# EXERCISE DETAILS
Find and return each line containing "JSON".

# TASK MATERIAL

* * *

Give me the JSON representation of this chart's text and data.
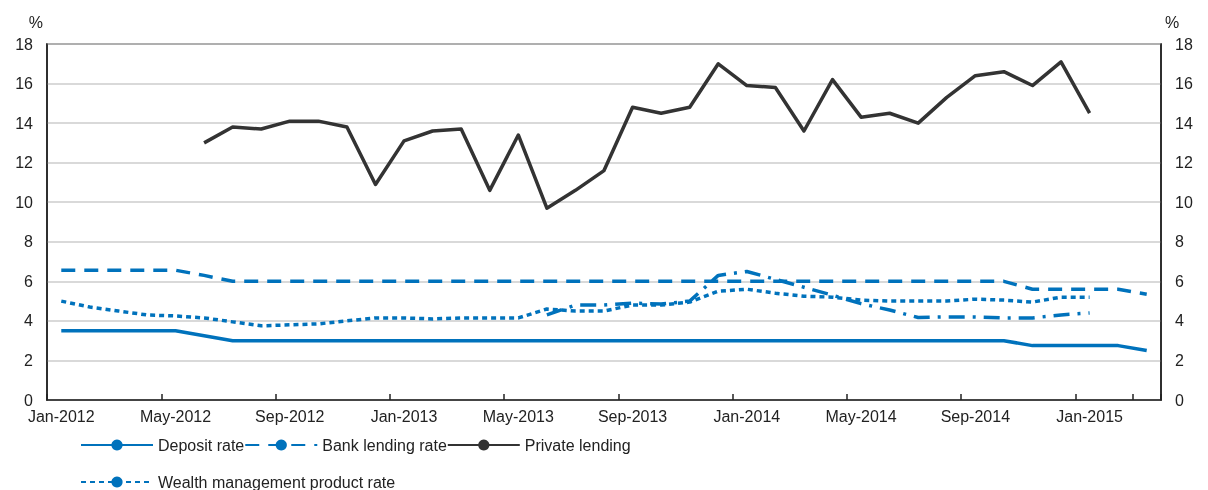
{
  "chart_data": {
    "type": "line",
    "ylabel": "%",
    "y2label": "%",
    "categories": [
      "Jan-2012",
      null,
      null,
      null,
      "May-2012",
      null,
      null,
      null,
      "Sep-2012",
      null,
      null,
      null,
      "Jan-2013",
      null,
      null,
      null,
      "May-2013",
      null,
      null,
      null,
      "Sep-2013",
      null,
      null,
      null,
      "Jan-2014",
      null,
      null,
      null,
      "May-2014",
      null,
      null,
      null,
      "Sep-2014",
      null,
      null,
      null,
      "Jan-2015",
      null,
      null
    ],
    "ylim": [
      0,
      18
    ],
    "yticks": [
      0,
      2,
      4,
      6,
      8,
      10,
      12,
      14,
      16,
      18
    ],
    "y2lim": [
      0,
      18
    ],
    "y2ticks": [
      0,
      2,
      4,
      6,
      8,
      10,
      12,
      14,
      16,
      18
    ],
    "grid": "y",
    "legend": "bottom",
    "marker": "none",
    "series": [
      {
        "name": "Deposit rate",
        "color": "#0072bc",
        "line_style": "solid",
        "values": [
          3.5,
          3.5,
          3.5,
          3.5,
          3.5,
          3.25,
          3.0,
          3.0,
          3.0,
          3.0,
          3.0,
          3.0,
          3.0,
          3.0,
          3.0,
          3.0,
          3.0,
          3.0,
          3.0,
          3.0,
          3.0,
          3.0,
          3.0,
          3.0,
          3.0,
          3.0,
          3.0,
          3.0,
          3.0,
          3.0,
          3.0,
          3.0,
          3.0,
          3.0,
          2.75,
          2.75,
          2.75,
          2.75,
          2.5
        ]
      },
      {
        "name": "Bank lending rate",
        "color": "#0072bc",
        "line_style": "dashed",
        "values": [
          6.56,
          6.56,
          6.56,
          6.56,
          6.56,
          6.3,
          6.0,
          6.0,
          6.0,
          6.0,
          6.0,
          6.0,
          6.0,
          6.0,
          6.0,
          6.0,
          6.0,
          6.0,
          6.0,
          6.0,
          6.0,
          6.0,
          6.0,
          6.0,
          6.0,
          6.0,
          6.0,
          6.0,
          6.0,
          6.0,
          6.0,
          6.0,
          6.0,
          6.0,
          5.6,
          5.6,
          5.6,
          5.6,
          5.35
        ]
      },
      {
        "name": "Private lending",
        "color": "#333333",
        "line_style": "solid",
        "values": [
          null,
          null,
          null,
          null,
          null,
          13.0,
          13.8,
          13.7,
          14.1,
          14.1,
          13.8,
          10.9,
          13.1,
          13.6,
          13.7,
          10.6,
          13.4,
          9.7,
          10.6,
          11.6,
          14.8,
          14.5,
          14.8,
          17.0,
          15.9,
          15.8,
          13.6,
          16.2,
          14.3,
          14.5,
          14.0,
          15.3,
          16.4,
          16.6,
          15.9,
          17.1,
          14.5,
          null,
          null
        ]
      },
      {
        "name": "Wealth management product rate",
        "color": "#0072bc",
        "line_style": "dotted",
        "values": [
          5.0,
          4.7,
          4.5,
          4.3,
          4.25,
          4.15,
          3.95,
          3.75,
          3.8,
          3.85,
          4.0,
          4.15,
          4.15,
          4.1,
          4.15,
          4.15,
          4.15,
          4.6,
          4.5,
          4.5,
          4.8,
          4.8,
          4.95,
          5.5,
          5.6,
          5.4,
          5.25,
          5.2,
          5.05,
          5.0,
          5.0,
          5.0,
          5.1,
          5.05,
          4.95,
          5.2,
          5.2,
          null,
          null
        ]
      },
      {
        "color": "#0072bc",
        "line_style": "dashdot",
        "values": [
          null,
          null,
          null,
          null,
          null,
          null,
          null,
          null,
          null,
          null,
          null,
          null,
          null,
          null,
          null,
          null,
          null,
          4.3,
          4.8,
          4.8,
          4.9,
          4.85,
          5.0,
          6.3,
          6.5,
          6.1,
          5.7,
          5.3,
          4.87,
          4.55,
          4.17,
          4.2,
          4.2,
          4.15,
          4.15,
          4.3,
          4.4,
          null,
          null
        ]
      }
    ]
  }
}
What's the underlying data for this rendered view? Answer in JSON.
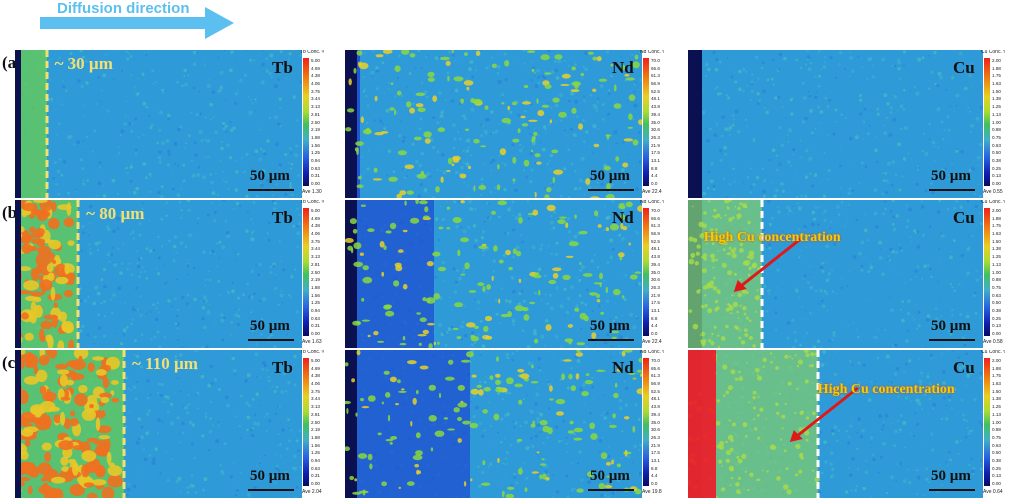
{
  "header": {
    "label": "Diffusion direction",
    "arrow_color": "#5bc0ef"
  },
  "rows": [
    {
      "label": "(a)",
      "width_label": "~ 30 µm",
      "panels": [
        {
          "element": "Tb",
          "colorbar_title": "Tb Conc. %",
          "ticks": [
            "5.00",
            "4.69",
            "4.38",
            "4.06",
            "3.75",
            "3.44",
            "3.13",
            "2.81",
            "2.50",
            "2.19",
            "1.88",
            "1.56",
            "1.25",
            "0.94",
            "0.63",
            "0.31",
            "0.00"
          ],
          "avg": "Ave 1.30",
          "scale": "50 µm",
          "front_fraction": 0.11,
          "fill_level": 0.0
        },
        {
          "element": "Nd",
          "colorbar_title": "Nd Conc. %",
          "ticks": [
            "70.0",
            "65.6",
            "61.3",
            "56.9",
            "52.5",
            "48.1",
            "43.8",
            "39.4",
            "35.0",
            "30.6",
            "26.3",
            "21.9",
            "17.5",
            "13.1",
            "8.8",
            "4.4",
            "0.0"
          ],
          "avg": "Ave 22.4",
          "scale": "50 µm",
          "front_fraction": 0.0,
          "fill_level": 0.0
        },
        {
          "element": "Cu",
          "colorbar_title": "Cu Conc. %",
          "ticks": [
            "2.00",
            "1.88",
            "1.75",
            "1.63",
            "1.50",
            "1.38",
            "1.25",
            "1.13",
            "1.00",
            "0.88",
            "0.75",
            "0.63",
            "0.50",
            "0.38",
            "0.25",
            "0.13",
            "0.00"
          ],
          "avg": "Ave 0.55",
          "scale": "50 µm",
          "front_fraction": 0.0,
          "fill_level": 0.0
        }
      ]
    },
    {
      "label": "(b)",
      "width_label": "~ 80 µm",
      "panels": [
        {
          "element": "Tb",
          "colorbar_title": "Tb Conc. %",
          "ticks": [
            "5.00",
            "4.69",
            "4.38",
            "4.06",
            "3.75",
            "3.44",
            "3.13",
            "2.81",
            "2.50",
            "2.19",
            "1.88",
            "1.56",
            "1.25",
            "0.94",
            "0.63",
            "0.31",
            "0.00"
          ],
          "avg": "Ave 1.63",
          "scale": "50 µm",
          "front_fraction": 0.22,
          "fill_level": 0.5
        },
        {
          "element": "Nd",
          "colorbar_title": "Nd Conc. %",
          "ticks": [
            "70.0",
            "65.6",
            "61.3",
            "56.9",
            "52.5",
            "48.1",
            "43.8",
            "39.4",
            "35.0",
            "30.6",
            "26.3",
            "21.9",
            "17.5",
            "13.1",
            "8.8",
            "4.4",
            "0.0"
          ],
          "avg": "Ave 22.4",
          "scale": "50 µm",
          "front_fraction": 0.0,
          "fill_level": 0.0
        },
        {
          "element": "Cu",
          "colorbar_title": "Cu Conc. %",
          "ticks": [
            "2.00",
            "1.88",
            "1.75",
            "1.63",
            "1.50",
            "1.38",
            "1.25",
            "1.13",
            "1.00",
            "0.88",
            "0.75",
            "0.63",
            "0.50",
            "0.38",
            "0.25",
            "0.13",
            "0.00"
          ],
          "avg": "Ave 0.58",
          "scale": "50 µm",
          "front_fraction": 0.25,
          "fill_level": 0.3,
          "annotation": "High Cu concentration"
        }
      ]
    },
    {
      "label": "(c)",
      "width_label": "~ 110 µm",
      "panels": [
        {
          "element": "Tb",
          "colorbar_title": "Tb Conc. %",
          "ticks": [
            "5.00",
            "4.69",
            "4.38",
            "4.06",
            "3.75",
            "3.44",
            "3.13",
            "2.81",
            "2.50",
            "2.19",
            "1.88",
            "1.56",
            "1.25",
            "0.94",
            "0.63",
            "0.31",
            "0.00"
          ],
          "avg": "Ave 2.04",
          "scale": "50 µm",
          "front_fraction": 0.38,
          "fill_level": 0.8
        },
        {
          "element": "Nd",
          "colorbar_title": "Nd Conc. %",
          "ticks": [
            "70.0",
            "65.6",
            "61.3",
            "56.9",
            "52.5",
            "48.1",
            "43.8",
            "39.4",
            "35.0",
            "30.6",
            "26.3",
            "21.9",
            "17.5",
            "13.1",
            "8.8",
            "4.4",
            "0.0"
          ],
          "avg": "Ave 19.8",
          "scale": "50 µm",
          "front_fraction": 0.0,
          "fill_level": 0.0
        },
        {
          "element": "Cu",
          "colorbar_title": "Cu Conc. %",
          "ticks": [
            "2.00",
            "1.88",
            "1.75",
            "1.63",
            "1.50",
            "1.38",
            "1.25",
            "1.13",
            "1.00",
            "0.88",
            "0.75",
            "0.63",
            "0.50",
            "0.38",
            "0.25",
            "0.13",
            "0.00"
          ],
          "avg": "Ave 0.64",
          "scale": "50 µm",
          "front_fraction": 0.44,
          "fill_level": 0.5,
          "annotation": "High Cu concentration"
        }
      ]
    }
  ]
}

* * *

# THE SOLUTION
Give me the JSON representation of this chart's text and data.
What's the underlying data for this rendered view? Answer in JSON.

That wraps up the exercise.